(Collected data entries)
========================================================================
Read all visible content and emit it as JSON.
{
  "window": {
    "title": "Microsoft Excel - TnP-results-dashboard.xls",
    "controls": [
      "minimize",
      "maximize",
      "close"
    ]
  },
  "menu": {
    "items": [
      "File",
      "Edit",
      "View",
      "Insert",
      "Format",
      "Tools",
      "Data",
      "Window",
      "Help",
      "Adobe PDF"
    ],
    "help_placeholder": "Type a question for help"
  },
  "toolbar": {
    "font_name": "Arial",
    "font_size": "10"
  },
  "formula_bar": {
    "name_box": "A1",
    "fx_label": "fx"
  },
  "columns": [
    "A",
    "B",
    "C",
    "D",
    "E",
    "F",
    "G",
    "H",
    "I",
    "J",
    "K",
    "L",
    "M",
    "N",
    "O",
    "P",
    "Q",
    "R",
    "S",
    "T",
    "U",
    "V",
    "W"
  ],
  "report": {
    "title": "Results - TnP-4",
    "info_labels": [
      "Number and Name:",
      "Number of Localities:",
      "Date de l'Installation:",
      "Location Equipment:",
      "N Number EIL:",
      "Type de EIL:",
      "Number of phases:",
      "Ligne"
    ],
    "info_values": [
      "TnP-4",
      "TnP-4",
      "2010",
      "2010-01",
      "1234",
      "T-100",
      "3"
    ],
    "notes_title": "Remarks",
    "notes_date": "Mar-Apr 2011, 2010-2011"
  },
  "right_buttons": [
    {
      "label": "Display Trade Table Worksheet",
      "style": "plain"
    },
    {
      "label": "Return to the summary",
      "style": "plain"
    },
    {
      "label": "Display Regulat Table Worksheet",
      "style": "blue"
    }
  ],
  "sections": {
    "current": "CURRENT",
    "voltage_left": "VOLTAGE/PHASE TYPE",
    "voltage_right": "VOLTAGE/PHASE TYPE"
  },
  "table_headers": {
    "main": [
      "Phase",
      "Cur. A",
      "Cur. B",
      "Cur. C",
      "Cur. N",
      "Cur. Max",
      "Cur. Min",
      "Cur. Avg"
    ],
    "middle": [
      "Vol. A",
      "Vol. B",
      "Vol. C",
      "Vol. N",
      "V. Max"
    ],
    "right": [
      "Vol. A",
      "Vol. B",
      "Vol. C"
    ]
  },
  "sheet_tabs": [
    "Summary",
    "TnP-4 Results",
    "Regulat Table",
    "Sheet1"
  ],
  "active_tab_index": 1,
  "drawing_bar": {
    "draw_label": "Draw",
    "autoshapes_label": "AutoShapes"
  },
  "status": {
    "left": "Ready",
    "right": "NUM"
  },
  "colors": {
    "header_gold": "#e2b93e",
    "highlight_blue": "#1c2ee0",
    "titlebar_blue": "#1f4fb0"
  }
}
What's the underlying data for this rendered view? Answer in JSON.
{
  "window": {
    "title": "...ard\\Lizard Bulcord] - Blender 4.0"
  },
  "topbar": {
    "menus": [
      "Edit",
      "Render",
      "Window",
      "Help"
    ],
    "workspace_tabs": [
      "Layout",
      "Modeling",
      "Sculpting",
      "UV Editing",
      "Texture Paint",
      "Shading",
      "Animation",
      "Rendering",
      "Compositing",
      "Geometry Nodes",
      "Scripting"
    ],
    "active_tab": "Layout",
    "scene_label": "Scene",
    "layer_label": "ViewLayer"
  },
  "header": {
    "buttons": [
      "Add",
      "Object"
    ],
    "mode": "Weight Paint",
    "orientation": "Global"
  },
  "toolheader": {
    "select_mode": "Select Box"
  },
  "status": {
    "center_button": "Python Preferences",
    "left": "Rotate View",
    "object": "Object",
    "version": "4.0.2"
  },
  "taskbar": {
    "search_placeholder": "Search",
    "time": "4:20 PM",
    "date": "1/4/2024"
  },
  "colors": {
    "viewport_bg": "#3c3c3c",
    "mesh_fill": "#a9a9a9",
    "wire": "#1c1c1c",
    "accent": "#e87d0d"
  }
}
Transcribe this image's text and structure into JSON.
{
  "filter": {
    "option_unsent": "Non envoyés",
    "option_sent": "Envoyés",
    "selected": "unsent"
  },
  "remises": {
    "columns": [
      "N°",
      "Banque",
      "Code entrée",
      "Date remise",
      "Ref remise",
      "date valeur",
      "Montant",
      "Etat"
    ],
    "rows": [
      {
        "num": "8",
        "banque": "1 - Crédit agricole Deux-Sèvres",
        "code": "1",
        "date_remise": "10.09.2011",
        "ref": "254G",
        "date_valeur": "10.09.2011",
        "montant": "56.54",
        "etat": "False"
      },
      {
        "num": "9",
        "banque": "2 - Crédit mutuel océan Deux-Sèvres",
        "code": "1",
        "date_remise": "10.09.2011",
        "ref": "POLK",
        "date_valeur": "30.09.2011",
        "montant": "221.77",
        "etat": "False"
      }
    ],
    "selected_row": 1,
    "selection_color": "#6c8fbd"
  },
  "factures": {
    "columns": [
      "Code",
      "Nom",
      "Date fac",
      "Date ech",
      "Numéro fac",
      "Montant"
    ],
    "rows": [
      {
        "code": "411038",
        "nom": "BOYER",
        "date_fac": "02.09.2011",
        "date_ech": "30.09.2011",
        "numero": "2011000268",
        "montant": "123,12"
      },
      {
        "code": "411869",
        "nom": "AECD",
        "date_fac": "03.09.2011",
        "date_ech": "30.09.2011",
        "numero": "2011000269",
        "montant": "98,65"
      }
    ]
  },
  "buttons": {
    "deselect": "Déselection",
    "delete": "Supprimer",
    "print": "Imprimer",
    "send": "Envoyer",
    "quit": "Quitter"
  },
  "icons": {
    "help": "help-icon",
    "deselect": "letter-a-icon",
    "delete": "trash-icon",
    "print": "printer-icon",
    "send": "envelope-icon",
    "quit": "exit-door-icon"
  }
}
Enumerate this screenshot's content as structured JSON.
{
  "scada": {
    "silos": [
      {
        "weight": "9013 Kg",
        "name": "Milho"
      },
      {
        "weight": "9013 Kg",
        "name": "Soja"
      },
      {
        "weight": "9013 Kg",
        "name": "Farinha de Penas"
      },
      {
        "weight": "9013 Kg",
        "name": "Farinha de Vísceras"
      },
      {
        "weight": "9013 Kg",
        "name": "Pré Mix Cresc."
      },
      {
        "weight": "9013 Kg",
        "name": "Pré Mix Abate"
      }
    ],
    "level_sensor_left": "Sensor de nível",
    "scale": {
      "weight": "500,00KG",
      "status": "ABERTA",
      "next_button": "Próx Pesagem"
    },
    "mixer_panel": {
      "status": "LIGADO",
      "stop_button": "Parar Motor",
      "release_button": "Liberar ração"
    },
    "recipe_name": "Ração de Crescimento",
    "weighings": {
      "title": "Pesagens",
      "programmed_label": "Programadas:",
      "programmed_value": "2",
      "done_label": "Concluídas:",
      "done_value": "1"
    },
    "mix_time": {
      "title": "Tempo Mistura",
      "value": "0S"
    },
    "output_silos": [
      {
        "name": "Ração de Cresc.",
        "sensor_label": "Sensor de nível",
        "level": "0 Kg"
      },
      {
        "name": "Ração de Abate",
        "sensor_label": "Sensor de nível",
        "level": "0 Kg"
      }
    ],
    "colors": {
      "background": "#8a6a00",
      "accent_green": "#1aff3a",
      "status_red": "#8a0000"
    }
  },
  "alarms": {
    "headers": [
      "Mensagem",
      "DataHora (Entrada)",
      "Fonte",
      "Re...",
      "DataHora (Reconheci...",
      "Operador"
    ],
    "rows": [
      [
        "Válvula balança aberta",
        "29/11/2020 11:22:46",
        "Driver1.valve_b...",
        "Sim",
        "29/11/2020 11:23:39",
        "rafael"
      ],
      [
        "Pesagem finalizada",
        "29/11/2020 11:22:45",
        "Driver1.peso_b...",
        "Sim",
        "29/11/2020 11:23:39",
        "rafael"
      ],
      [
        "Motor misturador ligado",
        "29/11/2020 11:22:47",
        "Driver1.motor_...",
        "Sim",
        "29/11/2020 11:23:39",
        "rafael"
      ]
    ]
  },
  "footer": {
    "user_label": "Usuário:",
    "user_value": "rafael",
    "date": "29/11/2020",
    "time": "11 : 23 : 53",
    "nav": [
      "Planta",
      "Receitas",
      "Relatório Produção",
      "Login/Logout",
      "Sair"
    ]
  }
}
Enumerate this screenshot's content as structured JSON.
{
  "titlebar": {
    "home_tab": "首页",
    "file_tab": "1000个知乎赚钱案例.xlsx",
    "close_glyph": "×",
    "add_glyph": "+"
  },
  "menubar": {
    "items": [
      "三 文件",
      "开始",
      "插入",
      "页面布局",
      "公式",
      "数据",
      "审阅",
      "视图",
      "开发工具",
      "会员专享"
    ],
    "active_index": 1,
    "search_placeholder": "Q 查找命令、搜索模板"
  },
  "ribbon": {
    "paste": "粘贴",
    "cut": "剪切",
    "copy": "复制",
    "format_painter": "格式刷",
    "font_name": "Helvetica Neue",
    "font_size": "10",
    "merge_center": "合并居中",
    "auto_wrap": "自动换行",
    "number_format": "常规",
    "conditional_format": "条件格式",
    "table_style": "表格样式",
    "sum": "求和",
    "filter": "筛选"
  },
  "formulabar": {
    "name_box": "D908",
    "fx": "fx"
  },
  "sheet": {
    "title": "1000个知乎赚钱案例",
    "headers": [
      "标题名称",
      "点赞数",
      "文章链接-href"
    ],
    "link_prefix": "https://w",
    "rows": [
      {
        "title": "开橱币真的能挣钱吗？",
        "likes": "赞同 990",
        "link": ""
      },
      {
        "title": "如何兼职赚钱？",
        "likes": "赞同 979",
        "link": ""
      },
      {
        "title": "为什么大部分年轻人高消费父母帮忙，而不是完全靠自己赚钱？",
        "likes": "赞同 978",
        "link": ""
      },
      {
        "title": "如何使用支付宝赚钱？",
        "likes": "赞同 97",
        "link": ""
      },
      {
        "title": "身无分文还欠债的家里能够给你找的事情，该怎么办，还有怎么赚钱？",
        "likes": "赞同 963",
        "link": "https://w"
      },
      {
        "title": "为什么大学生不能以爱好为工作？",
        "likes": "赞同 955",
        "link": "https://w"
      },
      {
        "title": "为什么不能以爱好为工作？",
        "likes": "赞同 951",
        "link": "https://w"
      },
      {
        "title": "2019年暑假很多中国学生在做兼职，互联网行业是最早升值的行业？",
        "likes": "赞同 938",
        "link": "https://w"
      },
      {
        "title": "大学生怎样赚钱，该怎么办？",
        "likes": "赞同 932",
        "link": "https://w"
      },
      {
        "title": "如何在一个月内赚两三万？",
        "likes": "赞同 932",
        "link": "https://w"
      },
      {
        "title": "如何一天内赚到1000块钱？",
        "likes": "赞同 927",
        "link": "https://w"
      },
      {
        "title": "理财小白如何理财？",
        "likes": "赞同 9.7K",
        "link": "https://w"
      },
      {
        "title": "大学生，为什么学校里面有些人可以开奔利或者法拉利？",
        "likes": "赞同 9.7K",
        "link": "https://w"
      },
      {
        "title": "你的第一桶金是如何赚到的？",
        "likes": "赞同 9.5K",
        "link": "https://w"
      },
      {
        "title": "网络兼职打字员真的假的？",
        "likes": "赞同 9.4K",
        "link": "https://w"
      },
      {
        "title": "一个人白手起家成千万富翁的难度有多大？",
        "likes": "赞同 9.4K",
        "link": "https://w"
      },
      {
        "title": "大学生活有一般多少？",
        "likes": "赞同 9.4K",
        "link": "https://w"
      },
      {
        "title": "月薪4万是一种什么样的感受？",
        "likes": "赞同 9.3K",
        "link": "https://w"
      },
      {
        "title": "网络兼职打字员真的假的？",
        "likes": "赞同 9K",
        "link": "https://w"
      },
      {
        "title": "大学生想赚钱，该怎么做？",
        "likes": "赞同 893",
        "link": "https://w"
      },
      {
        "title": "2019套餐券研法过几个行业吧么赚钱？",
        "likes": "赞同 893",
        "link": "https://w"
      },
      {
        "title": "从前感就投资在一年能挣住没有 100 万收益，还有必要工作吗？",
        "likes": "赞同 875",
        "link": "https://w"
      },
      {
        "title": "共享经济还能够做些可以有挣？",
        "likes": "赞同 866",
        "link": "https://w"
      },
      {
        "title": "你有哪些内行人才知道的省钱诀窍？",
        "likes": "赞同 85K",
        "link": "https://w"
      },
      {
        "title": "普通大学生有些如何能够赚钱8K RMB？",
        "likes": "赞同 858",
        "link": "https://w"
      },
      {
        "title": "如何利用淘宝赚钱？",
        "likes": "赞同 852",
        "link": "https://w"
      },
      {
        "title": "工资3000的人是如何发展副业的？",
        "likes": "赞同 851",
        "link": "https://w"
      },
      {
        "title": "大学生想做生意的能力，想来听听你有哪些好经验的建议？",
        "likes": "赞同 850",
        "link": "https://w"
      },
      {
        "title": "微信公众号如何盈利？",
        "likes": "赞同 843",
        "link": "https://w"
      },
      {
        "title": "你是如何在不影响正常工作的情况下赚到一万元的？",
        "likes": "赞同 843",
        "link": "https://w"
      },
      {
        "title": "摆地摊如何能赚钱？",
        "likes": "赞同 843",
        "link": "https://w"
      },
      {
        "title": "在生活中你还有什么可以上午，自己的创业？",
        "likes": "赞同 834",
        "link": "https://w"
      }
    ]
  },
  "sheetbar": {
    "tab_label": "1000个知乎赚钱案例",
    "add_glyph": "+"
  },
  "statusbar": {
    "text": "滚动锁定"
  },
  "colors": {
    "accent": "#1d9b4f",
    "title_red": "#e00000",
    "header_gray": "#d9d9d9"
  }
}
========================================================================
→ **Given instruction**
Search the entries for the word "VOLTAGE" and pick out every line that holds it.

→ **Finished exercise**
    "voltage_left": "VOLTAGE/PHASE TYPE",
    "voltage_right": "VOLTAGE/PHASE TYPE"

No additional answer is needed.